*SOURCE TEXT*.

○ ○ ○ ○ ○ ○ ○

January 10, 12:13 p.m. :

That feeling of utter confusion, bewilderment, and terror when you realize "editing" is more like "rewriting" and you gulp, close your eyes, and plunge in the knife.

January 10, 12:19 p.m.:

The general consensus is that I need some yelling in my book. *feels shell-shocked, realizing she must now spend the day getting her characters into several arguments in several places*

January 10, 11:54 p.m.:

Because there are days when you can't escape editing, and a purple pen lessens the terror. A smidge.



So my first suggestion? Use a purple pen. Never use red. Red is the color of blood. Red is the color of guilt. Use anything but red, I beg you.

The first official step in Rewriting is to identify which pieces need a complete overhaul.

In my case there were two key scenes that several beta-readers had commented on. I knew I needed to completely redo these scenes, adding material, cutting material, changing characters, etc. This was extremely daunting and I hardly had the courage to start cutting in. But I knew it needed to be done. When have a head-to-head with a thing that screams "DEATH! DESTRUCTION! RUIN! CHAOS!" the best thing to do is ignore the fact that it's enormous. I went in with a scalpel rather than a broadsword, and began to make my correction little by little. Don't look at the big picture in these overwhelming moments. Go line upon line, precept upon precept (to hackney a phrase) and you'll soon find the thing is done. Rather than editing the original file though, I copied and pasted the sections into a separate document which immediately tamed the tigers.

Working in separate files gives you mental freedom to make changes, knowing you can always revert to the original if you must. Both of my sections were large and unwieldy and it took me all day, but I rewrote 7 or 8k words yesterday. I was so pleased with the outcome, I made the decision to edit the original file and ditch the old material.

It was a wonderful feeling. ^.^

After fixing those two beasts, the next step was to try my hand at the Post-it Note System. This is my version of a system introduced to me by author Stephanie Morrill. I had wanted to try it ever since seeing her example on Go Teen Writers, and today was my chance. I woke up bright and early, knowing that I wanted to get my Wall of Power made before breakfast so I could focus on editing the rest of the day.

○ ○ ○ ○ ○ ○ ○

*DATASET EXTRACT*.

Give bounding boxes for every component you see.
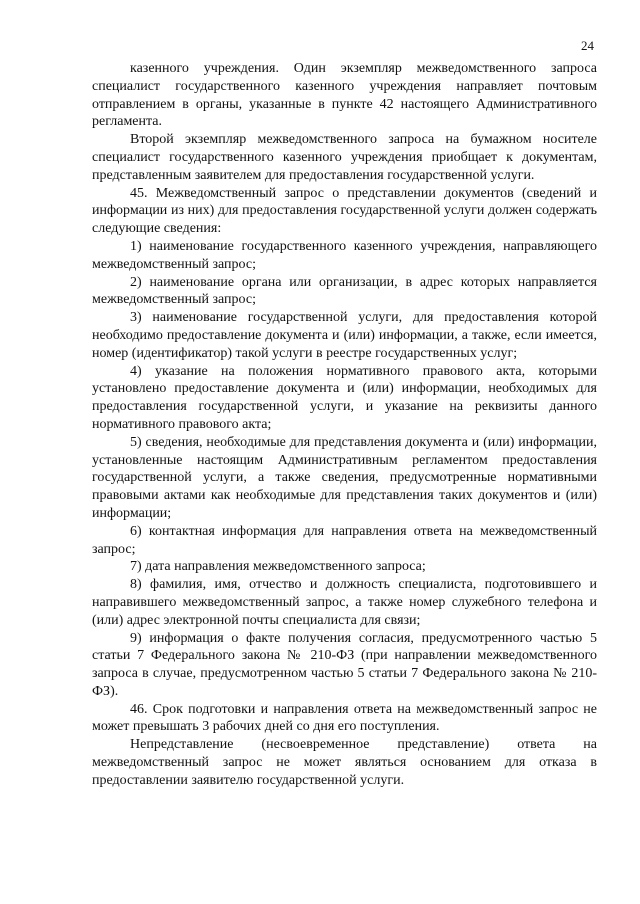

○ ○ ○ ○ ○ ○ ○

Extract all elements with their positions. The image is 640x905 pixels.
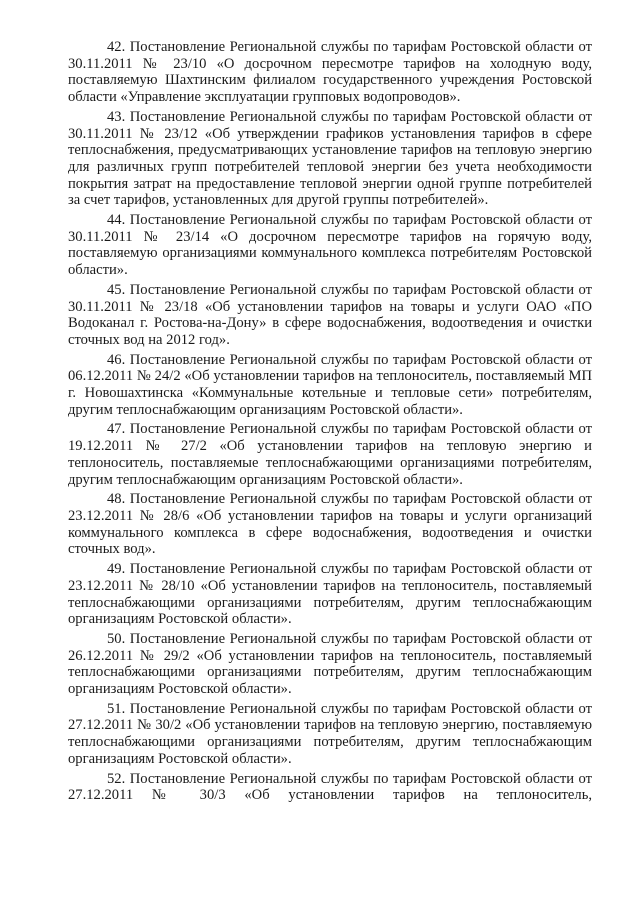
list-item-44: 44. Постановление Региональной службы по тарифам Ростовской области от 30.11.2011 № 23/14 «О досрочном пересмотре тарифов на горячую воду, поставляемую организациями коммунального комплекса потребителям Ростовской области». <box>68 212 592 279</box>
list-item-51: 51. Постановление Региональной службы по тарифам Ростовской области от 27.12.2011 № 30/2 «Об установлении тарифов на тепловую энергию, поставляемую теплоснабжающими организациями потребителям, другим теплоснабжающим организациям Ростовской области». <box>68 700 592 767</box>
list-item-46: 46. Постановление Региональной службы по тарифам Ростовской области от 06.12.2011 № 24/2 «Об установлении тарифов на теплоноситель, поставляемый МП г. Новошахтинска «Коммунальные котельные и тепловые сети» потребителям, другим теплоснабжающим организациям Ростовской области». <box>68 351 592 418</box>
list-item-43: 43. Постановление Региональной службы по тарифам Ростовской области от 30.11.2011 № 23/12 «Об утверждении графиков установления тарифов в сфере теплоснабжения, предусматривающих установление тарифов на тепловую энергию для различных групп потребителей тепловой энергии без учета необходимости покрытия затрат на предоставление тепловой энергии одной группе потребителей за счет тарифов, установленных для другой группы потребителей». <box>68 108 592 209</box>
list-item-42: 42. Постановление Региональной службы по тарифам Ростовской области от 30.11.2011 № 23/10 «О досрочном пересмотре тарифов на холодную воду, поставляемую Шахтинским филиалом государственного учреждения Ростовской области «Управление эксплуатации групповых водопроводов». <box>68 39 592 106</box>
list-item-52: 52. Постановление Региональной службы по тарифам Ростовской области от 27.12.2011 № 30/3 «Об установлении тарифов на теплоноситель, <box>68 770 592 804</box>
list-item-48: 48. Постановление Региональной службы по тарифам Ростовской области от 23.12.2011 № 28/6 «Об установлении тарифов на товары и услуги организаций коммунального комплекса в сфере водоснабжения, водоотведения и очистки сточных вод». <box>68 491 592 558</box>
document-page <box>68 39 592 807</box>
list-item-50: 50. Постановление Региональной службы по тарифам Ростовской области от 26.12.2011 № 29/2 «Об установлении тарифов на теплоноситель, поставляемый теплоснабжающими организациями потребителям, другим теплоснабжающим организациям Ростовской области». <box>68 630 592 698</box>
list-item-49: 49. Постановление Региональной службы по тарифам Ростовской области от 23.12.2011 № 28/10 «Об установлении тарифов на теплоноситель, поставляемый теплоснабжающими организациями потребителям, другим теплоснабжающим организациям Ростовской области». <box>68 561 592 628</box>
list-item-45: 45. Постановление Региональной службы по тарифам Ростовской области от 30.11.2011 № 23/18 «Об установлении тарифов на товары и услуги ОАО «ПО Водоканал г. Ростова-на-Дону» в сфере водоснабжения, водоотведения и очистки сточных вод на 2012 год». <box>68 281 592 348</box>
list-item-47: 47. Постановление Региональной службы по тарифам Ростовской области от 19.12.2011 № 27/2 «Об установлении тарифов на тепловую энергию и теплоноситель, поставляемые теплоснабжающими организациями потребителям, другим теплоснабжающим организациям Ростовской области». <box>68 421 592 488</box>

○ ○ ○ ○ ○ ○ ○

*THE TASKS*.
A: In the blog post about editing a novel, who introduced the writer to the Post-it Note System?
B: From the blog post about editing a novel, repeat the passage from "In my case there" up to and including "tamed the tigers.".
C: Write what comes next in the blog post about editing a novel, picking up after its final sentence.

*THE REPLIES*.
A: Author Stephanie Morrill.

B:
In my case there were two key scenes that several beta-readers had commented on. I knew I needed to completely redo these scenes, adding material, cutting material, changing characters, etc. This was extremely daunting and I hardly had the courage to start cutting in. But I knew it needed to be done. When have a head-to-head with a thing that screams "DEATH! DESTRUCTION! RUIN! CHAOS!" the best thing to do is ignore the fact that it's enormous. I went in with a scalpel rather than a broadsword, and began to make my correction little by little. Don't look at the big picture in these overwhelming moments. Go line upon line, precept upon precept (to hackney a phrase) and you'll soon find the thing is done. Rather than editing the original file though, I copied and pasted the sections into a separate document which immediately tamed the tigers.

C:
I wish my camera had captured the grandeur of the sunrise. It was so brilliant.

Sarah is out of town which has been great for my rewriting schedule because I can work at odd hours and not disturb anyone! After waking myself up with a shower, I sat and wrote a sticky note for each scene in my book. I was well-fortified with brightly colored Post-it notes, my purple pen, and my JJ Heller Pandora station.


Oh yes. And chocolate. Please don't forget the chocolate.

 Stephanie's system was a combo of index cards and sticky notes, but I went with only Post-it notes and created my own method that is working absolutely amazingly for me.

 Each color means something different:


Pink: Average scenes
Green: Key "turning-point" scenes
Blue: Possible scrap-scenes
White: Suggestions
Yellow: General comments

I ended up with 70-some "scenes" and it pleased my organized side to see that they squared up with precision when I stuck them to the wall. I was also pleased to find that--not including the two major rewrite-scenes yesterday--I had only a of couple scenes to consider cutting. (This will be my third edit on this book, so I got rid of, or rearranged several scenes in the former rounds) All the same, I reconsidered several scenes and replaced their sticky-notes with ones of a different shade where needed. After that I took out my white pieces and made lots of suggestions for various scenes such as...


Haha.
These suggestions are so helpful when you need a quick glance to remind you of what needed fixing in the given scene. Heighten tension? Add an argument? Mention this event? Incorporate a certain character? I was proud that I remembered to number the individual Post-its so that if they fell off the wall I could get them back in order without driving myself crazy.

I had fun with the cryptic descriptions of certain scenes....no one but myself need know what some of them mean...





;)

Here is the wall after rearranging and adding notes:


The awesome thing about this system is that you can literally see the flow of your story. If my key scenes are the green ones, I can see where I need to check tension in the lesser scenes, where I might need to relieve it in the intense blocks, etc. Since you're dealing with Post-it notes, you also have the freedom to play around with rearranging the various scenes. The yellow Post-its, again, are general things to remember throughout each scene and all the way through to the end. 

Another perk of the Wall of Power is that it allows you to easily identify, add, and follow "circularity"--a topic Jill Williamson touched on over at Go Teen Writers earlier this week.


Me standing against the Wall of Power. 

Or the Wall of Terror. 
Both were appropriate depending on when you caught me during the day. By lunchtime, my Facebook statuses were less than cheerful:

January 11, 12:13 p.m.
Historical accuracy makes me want to up and write fantasy. :P

-OR-

January 11, 1:19 p.m.
Waaaaaaaaa. Editing today is a Sudoku puzzle. Move one piece and the rest goes to shambles behind it.

After I came down to lunch, Mama listened to me rant about wishing there was a coffee shop that wasn't twenty-five minutes away, then calmly said, "Well, you could go anyway. It isn't that far."

I could, couldn't I? With computer in tow.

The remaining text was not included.